> **WHAT YOU SHOULD DO**: Start at the line containing "Give me the" and stop at the line containing "Decode this image"; copy those lines exactly, both ends included, and no others.

— Begin MATERIAL PROVIDED —

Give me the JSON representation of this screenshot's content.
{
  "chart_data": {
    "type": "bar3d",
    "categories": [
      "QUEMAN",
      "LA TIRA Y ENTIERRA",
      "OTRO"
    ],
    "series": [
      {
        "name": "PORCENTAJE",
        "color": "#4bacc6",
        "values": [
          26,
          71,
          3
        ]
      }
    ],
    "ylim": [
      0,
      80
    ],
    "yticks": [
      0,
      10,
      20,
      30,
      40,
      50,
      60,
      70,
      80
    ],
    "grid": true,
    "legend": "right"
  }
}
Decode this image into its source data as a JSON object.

— End MATERIAL PROVIDED —
— Begin MATERIAL PROVIDED —

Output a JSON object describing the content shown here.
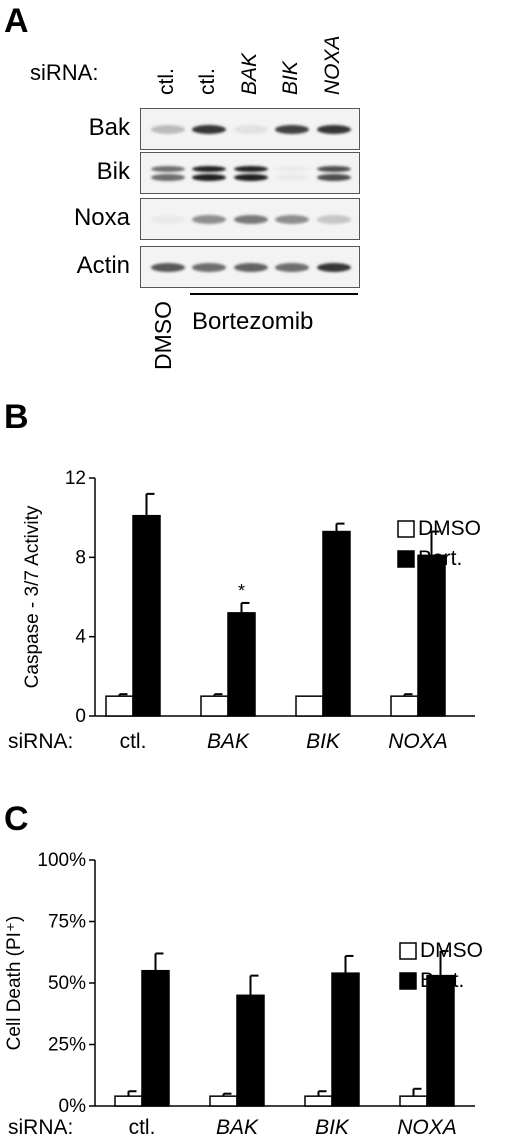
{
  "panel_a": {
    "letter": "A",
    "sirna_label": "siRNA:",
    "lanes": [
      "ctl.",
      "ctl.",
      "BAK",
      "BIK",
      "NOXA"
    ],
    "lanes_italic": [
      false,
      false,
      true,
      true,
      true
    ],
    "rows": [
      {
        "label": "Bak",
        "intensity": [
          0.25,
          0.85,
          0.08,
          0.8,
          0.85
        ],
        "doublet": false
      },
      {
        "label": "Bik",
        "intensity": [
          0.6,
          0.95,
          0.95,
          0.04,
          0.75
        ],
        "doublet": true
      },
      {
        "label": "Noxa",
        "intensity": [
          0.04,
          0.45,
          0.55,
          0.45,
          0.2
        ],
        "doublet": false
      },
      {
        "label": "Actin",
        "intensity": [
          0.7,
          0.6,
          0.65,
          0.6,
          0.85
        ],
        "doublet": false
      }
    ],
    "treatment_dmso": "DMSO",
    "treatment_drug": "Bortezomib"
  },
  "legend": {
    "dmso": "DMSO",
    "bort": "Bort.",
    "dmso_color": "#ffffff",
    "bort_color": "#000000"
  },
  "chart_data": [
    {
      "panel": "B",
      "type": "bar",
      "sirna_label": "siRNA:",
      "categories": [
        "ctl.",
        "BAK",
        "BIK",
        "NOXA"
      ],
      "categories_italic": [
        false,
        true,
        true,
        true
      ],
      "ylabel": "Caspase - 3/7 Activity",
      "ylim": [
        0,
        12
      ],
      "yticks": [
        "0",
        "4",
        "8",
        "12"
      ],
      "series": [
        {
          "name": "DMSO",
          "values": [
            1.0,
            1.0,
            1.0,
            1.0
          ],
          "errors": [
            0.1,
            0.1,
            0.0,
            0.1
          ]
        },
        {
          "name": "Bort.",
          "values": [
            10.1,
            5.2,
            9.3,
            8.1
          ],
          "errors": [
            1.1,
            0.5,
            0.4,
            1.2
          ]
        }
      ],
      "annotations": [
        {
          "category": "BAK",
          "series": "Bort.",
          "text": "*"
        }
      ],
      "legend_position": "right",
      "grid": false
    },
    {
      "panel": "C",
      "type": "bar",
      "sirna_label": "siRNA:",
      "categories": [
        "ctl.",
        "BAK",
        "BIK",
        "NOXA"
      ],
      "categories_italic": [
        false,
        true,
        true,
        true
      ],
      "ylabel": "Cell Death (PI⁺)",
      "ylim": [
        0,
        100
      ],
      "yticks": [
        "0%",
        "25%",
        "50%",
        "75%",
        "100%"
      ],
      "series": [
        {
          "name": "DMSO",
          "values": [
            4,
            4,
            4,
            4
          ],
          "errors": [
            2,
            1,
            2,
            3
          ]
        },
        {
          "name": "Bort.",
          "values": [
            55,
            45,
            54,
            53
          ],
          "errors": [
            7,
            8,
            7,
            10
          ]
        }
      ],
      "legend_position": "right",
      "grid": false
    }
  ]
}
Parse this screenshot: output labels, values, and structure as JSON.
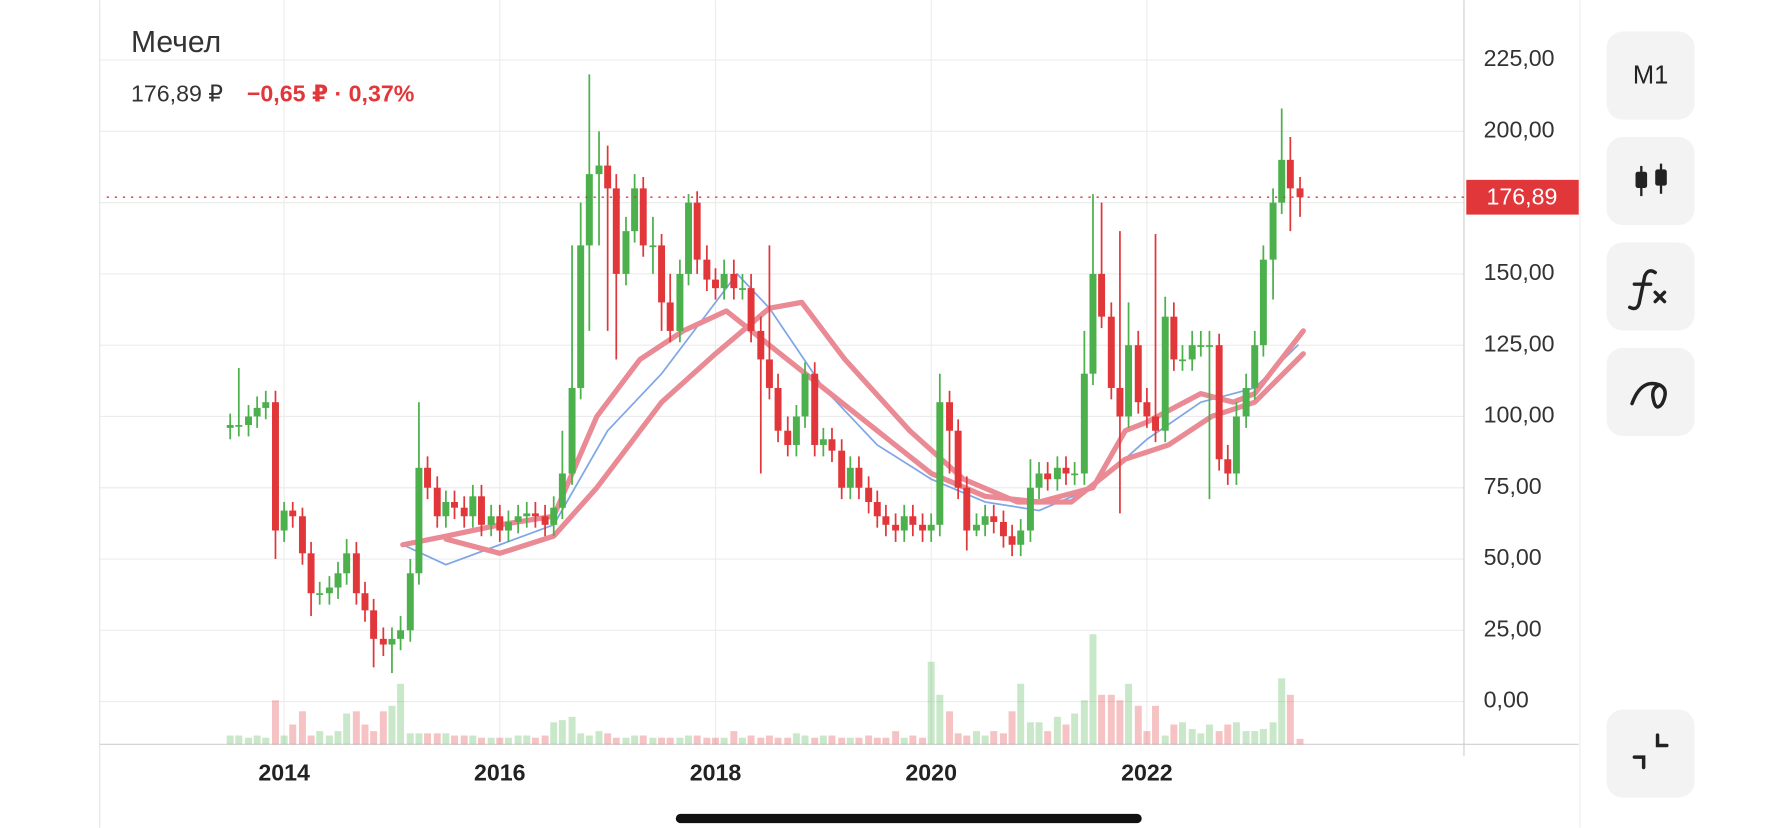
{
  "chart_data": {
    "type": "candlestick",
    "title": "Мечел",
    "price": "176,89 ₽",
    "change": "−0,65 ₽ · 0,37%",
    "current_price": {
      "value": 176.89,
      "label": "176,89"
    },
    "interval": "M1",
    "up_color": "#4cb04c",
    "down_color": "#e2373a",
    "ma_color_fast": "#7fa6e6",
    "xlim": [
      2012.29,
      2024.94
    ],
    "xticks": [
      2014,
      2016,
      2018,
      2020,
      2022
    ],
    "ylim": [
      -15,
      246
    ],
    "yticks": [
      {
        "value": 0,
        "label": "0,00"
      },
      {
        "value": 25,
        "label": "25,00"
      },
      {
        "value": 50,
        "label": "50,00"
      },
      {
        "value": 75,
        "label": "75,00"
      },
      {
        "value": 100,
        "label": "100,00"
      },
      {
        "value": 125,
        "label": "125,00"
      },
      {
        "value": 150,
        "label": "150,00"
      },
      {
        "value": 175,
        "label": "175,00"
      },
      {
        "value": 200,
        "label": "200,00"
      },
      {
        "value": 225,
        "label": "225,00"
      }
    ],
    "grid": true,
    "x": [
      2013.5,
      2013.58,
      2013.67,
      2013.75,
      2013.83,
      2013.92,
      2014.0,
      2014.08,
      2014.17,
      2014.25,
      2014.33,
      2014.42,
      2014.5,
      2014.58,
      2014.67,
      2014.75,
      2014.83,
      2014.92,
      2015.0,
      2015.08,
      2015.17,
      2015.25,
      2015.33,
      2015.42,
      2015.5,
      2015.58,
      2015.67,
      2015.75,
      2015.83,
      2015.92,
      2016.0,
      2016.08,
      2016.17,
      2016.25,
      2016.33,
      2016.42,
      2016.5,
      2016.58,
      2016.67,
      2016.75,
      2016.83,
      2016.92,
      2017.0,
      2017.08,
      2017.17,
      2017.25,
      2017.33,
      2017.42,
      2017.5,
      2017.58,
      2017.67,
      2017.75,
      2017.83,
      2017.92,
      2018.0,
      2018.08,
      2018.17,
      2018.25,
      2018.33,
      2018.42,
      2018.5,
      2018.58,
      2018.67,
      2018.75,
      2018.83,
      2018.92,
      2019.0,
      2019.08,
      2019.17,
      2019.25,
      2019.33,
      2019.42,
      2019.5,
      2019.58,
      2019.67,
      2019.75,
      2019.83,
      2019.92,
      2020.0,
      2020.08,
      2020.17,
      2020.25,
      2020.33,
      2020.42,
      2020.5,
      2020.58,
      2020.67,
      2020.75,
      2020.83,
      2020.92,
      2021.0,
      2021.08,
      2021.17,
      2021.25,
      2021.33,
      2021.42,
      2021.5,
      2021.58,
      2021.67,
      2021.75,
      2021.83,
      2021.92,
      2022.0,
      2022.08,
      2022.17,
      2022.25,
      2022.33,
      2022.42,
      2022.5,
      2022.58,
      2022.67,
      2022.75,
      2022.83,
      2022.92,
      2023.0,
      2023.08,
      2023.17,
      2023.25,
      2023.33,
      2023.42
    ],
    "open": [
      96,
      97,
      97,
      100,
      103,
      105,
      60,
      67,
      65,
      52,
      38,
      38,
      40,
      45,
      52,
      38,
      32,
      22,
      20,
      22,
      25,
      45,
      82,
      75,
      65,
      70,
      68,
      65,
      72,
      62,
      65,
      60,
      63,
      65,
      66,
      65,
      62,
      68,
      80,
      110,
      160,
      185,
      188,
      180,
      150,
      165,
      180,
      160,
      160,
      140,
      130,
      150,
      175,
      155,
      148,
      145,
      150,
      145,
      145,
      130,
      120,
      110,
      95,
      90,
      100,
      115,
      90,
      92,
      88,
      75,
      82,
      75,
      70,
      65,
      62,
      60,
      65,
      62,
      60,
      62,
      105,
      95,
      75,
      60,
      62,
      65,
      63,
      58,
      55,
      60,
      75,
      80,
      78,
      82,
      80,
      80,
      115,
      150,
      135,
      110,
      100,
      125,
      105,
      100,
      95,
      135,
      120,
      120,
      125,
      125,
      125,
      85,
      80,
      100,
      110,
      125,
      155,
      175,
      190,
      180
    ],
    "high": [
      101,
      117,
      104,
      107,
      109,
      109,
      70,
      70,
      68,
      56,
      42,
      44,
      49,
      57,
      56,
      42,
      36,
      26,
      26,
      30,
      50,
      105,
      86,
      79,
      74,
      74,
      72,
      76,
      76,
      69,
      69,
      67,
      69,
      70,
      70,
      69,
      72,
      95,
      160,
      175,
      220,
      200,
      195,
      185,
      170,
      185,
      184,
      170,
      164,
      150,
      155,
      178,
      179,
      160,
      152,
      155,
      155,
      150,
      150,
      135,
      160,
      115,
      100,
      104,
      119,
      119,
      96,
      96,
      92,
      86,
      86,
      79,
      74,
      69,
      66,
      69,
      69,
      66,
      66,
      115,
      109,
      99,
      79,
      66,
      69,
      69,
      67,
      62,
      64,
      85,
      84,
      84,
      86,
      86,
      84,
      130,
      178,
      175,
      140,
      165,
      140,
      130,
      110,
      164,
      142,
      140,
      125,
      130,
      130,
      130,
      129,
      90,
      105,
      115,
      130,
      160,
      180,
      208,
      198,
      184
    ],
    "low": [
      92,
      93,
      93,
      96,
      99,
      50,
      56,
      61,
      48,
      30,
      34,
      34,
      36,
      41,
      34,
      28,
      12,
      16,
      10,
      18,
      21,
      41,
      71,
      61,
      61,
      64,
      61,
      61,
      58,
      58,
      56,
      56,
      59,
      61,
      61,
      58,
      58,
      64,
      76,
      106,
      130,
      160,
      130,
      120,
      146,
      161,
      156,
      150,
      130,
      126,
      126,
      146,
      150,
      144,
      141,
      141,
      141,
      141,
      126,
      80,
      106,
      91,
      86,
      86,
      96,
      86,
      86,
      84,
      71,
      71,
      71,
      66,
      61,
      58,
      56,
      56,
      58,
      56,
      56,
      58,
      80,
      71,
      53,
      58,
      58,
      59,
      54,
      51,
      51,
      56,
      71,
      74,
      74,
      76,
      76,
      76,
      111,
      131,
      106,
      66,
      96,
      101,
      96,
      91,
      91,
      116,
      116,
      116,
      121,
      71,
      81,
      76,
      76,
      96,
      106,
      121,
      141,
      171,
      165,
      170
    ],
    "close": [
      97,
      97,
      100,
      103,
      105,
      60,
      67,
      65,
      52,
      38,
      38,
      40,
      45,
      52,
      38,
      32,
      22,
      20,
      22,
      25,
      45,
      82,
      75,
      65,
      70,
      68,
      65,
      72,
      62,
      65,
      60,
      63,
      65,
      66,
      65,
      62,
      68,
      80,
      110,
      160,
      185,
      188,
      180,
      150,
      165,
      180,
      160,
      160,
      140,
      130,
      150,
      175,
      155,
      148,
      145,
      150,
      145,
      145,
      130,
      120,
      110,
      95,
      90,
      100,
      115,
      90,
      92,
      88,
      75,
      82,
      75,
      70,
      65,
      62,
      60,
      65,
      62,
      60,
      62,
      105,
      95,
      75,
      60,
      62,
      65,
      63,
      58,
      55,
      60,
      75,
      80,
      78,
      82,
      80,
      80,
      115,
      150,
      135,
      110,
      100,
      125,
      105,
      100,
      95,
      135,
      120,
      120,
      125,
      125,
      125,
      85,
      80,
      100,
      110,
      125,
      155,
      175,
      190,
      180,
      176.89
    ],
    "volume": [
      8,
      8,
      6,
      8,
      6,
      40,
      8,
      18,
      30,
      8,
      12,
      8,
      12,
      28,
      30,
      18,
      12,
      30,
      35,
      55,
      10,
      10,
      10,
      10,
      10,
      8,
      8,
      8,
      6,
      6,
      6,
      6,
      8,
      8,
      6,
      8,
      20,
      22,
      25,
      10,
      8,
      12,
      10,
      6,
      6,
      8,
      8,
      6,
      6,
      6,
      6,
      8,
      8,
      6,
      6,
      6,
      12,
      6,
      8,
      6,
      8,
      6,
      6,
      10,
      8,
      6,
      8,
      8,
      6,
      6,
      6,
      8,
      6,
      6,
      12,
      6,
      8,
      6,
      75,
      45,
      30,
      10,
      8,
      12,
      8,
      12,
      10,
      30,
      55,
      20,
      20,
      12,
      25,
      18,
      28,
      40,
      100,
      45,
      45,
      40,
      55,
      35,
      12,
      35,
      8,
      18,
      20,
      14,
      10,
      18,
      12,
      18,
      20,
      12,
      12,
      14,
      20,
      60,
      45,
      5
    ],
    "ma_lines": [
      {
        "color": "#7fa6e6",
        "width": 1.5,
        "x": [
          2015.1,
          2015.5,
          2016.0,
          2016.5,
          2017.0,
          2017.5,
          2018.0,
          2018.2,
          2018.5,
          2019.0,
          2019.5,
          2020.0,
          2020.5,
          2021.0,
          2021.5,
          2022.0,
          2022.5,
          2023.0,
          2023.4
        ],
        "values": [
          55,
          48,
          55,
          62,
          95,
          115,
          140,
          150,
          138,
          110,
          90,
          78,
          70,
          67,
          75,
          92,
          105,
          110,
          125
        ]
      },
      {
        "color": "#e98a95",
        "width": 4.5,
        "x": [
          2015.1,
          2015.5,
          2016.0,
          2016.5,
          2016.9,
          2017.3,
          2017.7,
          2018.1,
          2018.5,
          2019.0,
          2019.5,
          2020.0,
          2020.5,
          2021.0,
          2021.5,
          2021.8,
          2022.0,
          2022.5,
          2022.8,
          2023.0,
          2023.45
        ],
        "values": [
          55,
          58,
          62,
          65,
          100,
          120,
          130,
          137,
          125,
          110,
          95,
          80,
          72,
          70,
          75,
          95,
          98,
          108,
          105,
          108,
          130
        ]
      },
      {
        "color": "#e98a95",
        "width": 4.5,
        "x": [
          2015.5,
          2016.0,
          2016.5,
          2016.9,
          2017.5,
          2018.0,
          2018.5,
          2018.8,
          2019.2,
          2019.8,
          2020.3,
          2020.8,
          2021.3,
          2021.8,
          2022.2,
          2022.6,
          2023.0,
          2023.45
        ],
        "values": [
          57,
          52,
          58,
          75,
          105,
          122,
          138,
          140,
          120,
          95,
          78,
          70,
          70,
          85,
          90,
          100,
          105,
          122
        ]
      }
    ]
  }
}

— End MATERIAL PROVIDED —

> **COMPLETE RESPONSE**:
Give me the JSON representation of this screenshot's content.
{
  "chart_data": {
    "type": "bar3d",
    "categories": [
      "QUEMAN",
      "LA TIRA Y ENTIERRA",
      "OTRO"
    ],
    "series": [
      {
        "name": "PORCENTAJE",
        "color": "#4bacc6",
        "values": [
          26,
          71,
          3
        ]
      }
    ],
    "ylim": [
      0,
      80
    ],
    "yticks": [
      0,
      10,
      20,
      30,
      40,
      50,
      60,
      70,
      80
    ],
    "grid": true,
    "legend": "right"
  }
}
Decode this image into its source data as a JSON object.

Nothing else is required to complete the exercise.